[Saved data entries]

===

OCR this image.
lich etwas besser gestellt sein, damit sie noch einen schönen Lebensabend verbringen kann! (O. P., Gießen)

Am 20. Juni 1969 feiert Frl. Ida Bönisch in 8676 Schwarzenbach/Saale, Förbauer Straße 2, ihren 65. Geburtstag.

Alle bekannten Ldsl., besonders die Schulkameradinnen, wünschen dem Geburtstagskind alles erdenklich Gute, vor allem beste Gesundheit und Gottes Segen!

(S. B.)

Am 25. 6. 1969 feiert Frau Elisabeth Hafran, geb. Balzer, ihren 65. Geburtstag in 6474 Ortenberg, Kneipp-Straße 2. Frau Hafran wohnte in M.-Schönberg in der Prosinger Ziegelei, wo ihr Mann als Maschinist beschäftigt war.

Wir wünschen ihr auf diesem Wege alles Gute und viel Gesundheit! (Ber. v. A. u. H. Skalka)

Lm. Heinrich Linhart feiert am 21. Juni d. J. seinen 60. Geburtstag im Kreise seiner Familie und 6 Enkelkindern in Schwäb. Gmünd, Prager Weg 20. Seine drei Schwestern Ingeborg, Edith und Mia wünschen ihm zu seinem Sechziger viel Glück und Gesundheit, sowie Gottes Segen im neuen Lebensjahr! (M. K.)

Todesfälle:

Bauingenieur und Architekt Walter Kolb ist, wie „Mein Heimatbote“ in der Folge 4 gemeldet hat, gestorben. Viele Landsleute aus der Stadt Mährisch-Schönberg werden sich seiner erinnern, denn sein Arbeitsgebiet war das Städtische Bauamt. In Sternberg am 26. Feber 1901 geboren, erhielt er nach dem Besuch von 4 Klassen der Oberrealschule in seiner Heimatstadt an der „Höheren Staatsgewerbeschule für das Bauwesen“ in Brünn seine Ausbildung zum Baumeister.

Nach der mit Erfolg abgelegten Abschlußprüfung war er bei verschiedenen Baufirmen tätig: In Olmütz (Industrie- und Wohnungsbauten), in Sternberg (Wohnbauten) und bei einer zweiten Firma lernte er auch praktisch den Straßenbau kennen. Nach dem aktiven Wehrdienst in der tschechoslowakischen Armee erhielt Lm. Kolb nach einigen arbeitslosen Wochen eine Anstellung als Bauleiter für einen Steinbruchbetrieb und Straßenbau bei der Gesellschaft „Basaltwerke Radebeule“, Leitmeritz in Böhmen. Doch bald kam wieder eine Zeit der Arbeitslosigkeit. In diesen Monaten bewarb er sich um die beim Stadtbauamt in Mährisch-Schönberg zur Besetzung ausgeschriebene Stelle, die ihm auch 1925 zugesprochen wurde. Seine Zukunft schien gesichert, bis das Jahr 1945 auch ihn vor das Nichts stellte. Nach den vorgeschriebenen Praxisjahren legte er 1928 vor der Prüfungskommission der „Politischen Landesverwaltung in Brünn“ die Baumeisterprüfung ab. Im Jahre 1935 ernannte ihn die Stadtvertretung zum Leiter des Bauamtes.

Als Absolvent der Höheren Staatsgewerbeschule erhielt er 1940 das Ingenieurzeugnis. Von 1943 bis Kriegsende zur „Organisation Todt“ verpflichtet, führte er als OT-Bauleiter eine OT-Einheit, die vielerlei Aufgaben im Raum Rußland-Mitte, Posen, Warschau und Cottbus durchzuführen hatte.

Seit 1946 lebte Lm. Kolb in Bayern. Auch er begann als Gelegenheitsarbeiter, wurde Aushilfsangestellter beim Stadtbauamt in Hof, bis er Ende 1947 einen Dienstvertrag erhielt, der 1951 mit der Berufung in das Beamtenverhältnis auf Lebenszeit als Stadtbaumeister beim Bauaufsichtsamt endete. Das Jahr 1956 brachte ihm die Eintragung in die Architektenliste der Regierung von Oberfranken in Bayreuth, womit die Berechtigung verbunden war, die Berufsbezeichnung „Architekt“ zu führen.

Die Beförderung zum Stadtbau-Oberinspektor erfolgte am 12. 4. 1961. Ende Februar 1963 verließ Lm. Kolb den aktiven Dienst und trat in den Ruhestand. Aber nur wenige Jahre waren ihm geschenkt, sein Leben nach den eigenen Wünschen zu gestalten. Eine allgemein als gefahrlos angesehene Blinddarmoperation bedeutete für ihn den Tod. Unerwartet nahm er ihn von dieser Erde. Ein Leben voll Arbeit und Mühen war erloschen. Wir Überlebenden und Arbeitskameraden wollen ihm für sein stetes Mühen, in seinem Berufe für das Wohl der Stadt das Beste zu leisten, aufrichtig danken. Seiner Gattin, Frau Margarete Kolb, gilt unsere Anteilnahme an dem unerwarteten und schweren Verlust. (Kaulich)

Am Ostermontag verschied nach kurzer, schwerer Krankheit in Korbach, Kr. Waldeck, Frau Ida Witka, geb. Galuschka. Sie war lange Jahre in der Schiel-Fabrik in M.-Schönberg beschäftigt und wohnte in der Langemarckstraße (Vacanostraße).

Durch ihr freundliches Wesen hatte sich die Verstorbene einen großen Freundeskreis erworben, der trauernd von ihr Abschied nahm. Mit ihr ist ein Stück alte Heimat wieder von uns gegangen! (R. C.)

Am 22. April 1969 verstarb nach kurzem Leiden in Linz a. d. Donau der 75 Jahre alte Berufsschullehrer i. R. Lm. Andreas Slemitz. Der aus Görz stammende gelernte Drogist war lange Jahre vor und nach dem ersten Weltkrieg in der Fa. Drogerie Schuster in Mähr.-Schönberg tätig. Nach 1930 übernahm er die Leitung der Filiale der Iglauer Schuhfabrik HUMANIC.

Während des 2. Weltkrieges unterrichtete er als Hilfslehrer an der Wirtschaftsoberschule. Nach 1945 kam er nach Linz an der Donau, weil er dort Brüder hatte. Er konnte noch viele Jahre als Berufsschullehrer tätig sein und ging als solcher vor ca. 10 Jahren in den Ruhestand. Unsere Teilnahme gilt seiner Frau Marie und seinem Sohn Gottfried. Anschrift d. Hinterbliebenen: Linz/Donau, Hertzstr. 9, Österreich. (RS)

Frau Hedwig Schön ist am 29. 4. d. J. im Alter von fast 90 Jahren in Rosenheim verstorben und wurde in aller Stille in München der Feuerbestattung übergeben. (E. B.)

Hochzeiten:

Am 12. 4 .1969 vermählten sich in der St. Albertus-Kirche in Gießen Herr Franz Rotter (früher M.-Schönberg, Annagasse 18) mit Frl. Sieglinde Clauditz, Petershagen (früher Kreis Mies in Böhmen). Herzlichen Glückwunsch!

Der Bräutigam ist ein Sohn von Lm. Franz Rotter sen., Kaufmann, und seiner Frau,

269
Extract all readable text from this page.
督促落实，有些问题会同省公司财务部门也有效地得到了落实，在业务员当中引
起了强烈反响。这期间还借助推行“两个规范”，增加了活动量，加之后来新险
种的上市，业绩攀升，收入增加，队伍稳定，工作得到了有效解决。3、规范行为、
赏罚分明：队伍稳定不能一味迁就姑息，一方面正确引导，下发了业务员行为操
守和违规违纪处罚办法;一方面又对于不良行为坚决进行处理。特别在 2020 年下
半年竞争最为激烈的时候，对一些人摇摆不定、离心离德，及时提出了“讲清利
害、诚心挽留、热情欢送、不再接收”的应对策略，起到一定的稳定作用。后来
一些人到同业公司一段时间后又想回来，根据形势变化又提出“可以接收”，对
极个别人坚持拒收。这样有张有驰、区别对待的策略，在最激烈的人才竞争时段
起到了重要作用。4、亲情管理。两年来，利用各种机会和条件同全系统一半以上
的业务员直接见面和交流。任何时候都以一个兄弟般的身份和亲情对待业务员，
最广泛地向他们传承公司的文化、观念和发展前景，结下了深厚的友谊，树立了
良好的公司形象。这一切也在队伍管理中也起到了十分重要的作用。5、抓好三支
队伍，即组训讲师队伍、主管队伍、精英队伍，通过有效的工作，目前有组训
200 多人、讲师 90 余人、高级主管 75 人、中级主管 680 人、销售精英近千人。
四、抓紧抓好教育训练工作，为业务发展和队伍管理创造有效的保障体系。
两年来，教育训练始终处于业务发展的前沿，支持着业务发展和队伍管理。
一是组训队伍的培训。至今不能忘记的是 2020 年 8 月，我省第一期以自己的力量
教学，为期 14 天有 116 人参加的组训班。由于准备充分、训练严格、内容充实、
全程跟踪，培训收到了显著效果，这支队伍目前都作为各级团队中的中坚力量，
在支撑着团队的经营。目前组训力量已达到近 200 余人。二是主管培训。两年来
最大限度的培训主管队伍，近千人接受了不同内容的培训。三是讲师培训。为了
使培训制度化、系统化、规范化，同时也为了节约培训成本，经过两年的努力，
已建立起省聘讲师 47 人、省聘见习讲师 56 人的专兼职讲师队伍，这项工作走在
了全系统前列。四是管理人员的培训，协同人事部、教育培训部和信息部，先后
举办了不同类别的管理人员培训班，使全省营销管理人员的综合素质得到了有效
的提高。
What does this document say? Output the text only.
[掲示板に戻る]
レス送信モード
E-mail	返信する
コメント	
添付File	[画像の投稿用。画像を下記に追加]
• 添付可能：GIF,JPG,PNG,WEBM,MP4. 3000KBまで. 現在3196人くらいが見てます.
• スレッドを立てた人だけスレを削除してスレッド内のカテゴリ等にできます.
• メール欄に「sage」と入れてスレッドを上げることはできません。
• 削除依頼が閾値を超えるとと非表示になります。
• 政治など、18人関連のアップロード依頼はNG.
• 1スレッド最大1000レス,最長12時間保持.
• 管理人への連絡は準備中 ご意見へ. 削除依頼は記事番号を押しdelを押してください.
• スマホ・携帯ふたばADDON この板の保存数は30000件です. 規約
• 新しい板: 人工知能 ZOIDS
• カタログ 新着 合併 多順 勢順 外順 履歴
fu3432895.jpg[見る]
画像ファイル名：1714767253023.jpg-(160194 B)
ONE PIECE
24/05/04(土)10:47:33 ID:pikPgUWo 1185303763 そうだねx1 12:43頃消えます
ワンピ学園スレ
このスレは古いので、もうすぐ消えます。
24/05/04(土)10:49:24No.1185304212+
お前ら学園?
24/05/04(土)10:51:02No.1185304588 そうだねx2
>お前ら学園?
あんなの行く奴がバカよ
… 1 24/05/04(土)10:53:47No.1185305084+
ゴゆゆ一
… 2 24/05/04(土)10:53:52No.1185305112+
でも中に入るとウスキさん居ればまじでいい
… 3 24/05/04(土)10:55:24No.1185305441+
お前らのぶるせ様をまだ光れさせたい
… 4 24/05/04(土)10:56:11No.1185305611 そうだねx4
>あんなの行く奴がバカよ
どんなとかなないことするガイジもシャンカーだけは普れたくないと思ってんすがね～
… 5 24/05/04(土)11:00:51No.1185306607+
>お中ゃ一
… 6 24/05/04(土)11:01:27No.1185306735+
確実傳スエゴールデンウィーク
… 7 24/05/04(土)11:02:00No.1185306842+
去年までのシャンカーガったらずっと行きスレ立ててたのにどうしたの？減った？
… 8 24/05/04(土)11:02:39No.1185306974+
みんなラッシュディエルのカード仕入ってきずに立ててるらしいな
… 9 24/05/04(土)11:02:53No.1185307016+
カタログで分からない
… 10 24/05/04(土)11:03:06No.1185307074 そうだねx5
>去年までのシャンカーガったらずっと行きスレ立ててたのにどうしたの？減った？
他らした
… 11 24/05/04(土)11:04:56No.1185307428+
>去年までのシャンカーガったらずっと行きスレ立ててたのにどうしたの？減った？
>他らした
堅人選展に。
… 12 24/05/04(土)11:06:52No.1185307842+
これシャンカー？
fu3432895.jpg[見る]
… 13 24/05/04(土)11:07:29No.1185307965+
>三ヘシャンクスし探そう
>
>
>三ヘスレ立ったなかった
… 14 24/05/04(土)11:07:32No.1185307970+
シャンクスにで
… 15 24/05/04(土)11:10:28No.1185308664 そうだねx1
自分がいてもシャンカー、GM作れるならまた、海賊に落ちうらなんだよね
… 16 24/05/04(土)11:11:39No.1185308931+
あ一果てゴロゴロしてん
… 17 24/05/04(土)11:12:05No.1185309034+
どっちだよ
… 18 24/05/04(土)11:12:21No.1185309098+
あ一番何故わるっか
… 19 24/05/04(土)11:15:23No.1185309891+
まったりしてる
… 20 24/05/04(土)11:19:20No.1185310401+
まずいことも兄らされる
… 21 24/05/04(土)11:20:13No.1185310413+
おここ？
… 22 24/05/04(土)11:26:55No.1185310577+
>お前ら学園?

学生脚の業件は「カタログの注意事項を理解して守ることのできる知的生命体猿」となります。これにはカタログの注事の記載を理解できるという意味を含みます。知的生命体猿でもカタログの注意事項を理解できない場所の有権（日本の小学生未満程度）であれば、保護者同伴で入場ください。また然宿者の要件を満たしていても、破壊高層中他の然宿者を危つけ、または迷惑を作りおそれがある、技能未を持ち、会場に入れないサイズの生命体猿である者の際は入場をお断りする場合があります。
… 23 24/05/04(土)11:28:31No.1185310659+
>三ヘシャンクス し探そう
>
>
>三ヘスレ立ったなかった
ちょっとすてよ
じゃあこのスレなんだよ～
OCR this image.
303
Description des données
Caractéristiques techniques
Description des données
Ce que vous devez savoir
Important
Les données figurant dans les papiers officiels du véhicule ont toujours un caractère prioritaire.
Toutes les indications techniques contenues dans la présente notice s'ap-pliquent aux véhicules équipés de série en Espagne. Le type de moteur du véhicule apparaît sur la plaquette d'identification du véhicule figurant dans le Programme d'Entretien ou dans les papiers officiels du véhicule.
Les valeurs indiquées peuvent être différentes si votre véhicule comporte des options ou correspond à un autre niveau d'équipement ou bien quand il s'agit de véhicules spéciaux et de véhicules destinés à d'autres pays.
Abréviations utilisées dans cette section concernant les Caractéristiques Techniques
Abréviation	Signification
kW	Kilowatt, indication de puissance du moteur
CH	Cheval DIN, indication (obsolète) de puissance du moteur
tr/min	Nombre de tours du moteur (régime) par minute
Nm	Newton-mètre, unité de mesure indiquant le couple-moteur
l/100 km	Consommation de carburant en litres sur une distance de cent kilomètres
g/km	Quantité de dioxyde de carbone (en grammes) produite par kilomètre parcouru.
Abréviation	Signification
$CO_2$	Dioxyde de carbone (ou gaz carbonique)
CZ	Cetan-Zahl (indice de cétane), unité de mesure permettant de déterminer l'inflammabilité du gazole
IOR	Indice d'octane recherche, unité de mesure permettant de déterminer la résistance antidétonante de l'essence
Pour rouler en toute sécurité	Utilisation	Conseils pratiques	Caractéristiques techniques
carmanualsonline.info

===

**Written request:**
Search the lines above for the string "beschäftigt" and copy each line that has it.

**Finished task:**
Am 25. 6. 1969 feiert Frau Elisabeth Hafran, geb. Balzer, ihren 65. Geburtstag in 6474 Ortenberg, Kneipp-Straße 2. Frau Hafran wohnte in M.-Schönberg in der Prosinger Ziegelei, wo ihr Mann als Maschinist beschäftigt war.
Am Ostermontag verschied nach kurzer, schwerer Krankheit in Korbach, Kr. Waldeck, Frau Ida Witka, geb. Galuschka. Sie war lange Jahre in der Schiel-Fabrik in M.-Schönberg beschäftigt und wohnte in der Langemarckstraße (Vacanostraße).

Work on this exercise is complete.